§ **Exercise instructions**: Would you pull out every line of the material that contains the string "وتخفيف"?

§ **Data records**:
+ + +

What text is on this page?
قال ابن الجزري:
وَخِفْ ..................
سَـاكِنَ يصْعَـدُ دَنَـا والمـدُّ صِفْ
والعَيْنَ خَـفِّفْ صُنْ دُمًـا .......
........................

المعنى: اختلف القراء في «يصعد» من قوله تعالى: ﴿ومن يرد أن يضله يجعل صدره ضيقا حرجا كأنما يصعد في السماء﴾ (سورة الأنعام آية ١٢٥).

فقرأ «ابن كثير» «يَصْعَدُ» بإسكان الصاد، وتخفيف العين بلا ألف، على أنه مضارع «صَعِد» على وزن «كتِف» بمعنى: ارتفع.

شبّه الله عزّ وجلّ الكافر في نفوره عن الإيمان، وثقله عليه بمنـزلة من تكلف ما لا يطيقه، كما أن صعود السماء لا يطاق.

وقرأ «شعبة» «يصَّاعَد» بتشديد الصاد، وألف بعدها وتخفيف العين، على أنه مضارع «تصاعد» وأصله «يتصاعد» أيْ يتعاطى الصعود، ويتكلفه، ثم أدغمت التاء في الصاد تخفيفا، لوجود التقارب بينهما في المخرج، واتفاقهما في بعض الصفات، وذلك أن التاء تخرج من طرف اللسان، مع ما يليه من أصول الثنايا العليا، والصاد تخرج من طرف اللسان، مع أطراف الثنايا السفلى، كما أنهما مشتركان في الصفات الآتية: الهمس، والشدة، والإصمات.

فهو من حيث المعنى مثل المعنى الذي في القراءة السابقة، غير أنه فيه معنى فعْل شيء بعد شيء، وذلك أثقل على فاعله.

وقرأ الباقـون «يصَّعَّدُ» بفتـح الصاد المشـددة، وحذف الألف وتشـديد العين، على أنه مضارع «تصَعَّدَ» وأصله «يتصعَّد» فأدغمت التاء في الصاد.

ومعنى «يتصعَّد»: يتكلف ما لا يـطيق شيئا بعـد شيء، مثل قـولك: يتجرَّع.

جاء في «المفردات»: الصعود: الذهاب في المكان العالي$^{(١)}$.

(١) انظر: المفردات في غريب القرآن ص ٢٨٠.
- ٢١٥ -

+ + +

§ **The solution**:
فقرأ «ابن كثير» «يَصْعَدُ» بإسكان الصاد، وتخفيف العين بلا ألف، على أنه مضارع «صَعِد» على وزن «كتِف» بمعنى: ارتفع.
وقرأ «شعبة» «يصَّاعَد» بتشديد الصاد، وألف بعدها وتخفيف العين، على أنه مضارع «تصاعد» وأصله «يتصاعد» أيْ يتعاطى الصعود، ويتكلفه، ثم أدغمت التاء في الصاد تخفيفا، لوجود التقارب بينهما في المخرج، واتفاقهما في بعض الصفات، وذلك أن التاء تخرج من طرف اللسان، مع ما يليه من أصول الثنايا العليا، والصاد تخرج من طرف اللسان، مع أطراف الثنايا السفلى، كما أنهما مشتركان في الصفات الآتية: الهمس، والشدة، والإصمات.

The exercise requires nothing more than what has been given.